> THE REQUEST: Pick out the lines below that include the string "this".

START INPUT DATA

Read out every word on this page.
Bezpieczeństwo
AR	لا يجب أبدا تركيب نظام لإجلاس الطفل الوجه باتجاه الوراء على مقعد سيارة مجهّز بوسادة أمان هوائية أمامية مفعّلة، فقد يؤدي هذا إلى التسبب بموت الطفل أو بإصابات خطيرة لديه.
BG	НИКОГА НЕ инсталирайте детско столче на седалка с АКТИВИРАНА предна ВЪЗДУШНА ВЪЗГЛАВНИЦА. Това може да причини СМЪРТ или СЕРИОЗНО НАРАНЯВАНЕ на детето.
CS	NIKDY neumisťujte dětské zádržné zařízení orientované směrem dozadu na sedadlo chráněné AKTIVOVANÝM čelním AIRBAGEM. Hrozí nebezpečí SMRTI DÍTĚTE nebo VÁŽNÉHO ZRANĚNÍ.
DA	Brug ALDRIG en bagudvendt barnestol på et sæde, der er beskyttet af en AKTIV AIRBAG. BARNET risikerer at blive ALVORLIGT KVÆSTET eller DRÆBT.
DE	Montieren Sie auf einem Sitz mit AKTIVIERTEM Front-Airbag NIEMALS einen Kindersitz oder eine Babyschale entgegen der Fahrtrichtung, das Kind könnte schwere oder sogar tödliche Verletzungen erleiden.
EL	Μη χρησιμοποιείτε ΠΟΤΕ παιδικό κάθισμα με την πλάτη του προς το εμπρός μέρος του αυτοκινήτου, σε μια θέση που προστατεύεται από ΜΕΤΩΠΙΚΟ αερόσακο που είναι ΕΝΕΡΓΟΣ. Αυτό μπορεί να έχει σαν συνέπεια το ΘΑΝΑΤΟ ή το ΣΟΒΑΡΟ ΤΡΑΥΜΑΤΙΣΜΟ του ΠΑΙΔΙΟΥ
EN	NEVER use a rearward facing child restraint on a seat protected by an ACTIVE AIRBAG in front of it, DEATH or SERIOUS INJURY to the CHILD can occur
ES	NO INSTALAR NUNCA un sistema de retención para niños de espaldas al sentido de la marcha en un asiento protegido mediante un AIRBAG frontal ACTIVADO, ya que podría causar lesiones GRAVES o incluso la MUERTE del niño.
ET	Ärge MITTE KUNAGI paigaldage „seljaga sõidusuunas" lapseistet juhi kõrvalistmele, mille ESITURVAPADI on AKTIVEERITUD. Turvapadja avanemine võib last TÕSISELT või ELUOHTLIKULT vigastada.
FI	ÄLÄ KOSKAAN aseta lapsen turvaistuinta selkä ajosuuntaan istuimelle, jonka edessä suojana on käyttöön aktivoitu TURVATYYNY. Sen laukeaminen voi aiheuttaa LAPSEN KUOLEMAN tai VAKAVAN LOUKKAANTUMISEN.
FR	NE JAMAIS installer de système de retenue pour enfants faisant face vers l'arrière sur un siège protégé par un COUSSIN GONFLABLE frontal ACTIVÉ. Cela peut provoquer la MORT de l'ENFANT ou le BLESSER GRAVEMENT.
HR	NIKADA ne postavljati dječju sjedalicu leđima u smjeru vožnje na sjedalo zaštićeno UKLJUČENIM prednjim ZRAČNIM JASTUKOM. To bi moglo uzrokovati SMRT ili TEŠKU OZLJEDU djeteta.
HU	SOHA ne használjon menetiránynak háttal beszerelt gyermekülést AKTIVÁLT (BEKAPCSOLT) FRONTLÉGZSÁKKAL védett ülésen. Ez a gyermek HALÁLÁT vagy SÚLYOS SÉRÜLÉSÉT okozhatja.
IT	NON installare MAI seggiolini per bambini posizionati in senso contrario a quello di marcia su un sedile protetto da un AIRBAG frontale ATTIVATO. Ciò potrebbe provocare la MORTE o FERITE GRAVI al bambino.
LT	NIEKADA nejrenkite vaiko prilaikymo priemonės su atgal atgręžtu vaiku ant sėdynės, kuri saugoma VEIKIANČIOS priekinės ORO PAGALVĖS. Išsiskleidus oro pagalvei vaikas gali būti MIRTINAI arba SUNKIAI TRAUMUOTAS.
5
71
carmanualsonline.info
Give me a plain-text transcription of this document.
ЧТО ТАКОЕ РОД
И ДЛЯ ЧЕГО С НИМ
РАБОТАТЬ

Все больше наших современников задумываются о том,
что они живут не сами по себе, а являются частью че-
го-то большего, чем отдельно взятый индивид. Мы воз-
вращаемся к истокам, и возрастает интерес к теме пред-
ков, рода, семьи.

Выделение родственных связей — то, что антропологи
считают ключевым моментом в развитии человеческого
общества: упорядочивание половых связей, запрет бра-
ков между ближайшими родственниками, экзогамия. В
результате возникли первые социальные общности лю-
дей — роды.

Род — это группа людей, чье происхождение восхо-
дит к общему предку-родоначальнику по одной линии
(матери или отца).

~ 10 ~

END INPUT DATA

> FULL ANSWER:
Read out every word on this page.
Give me a plain-text transcription of this document.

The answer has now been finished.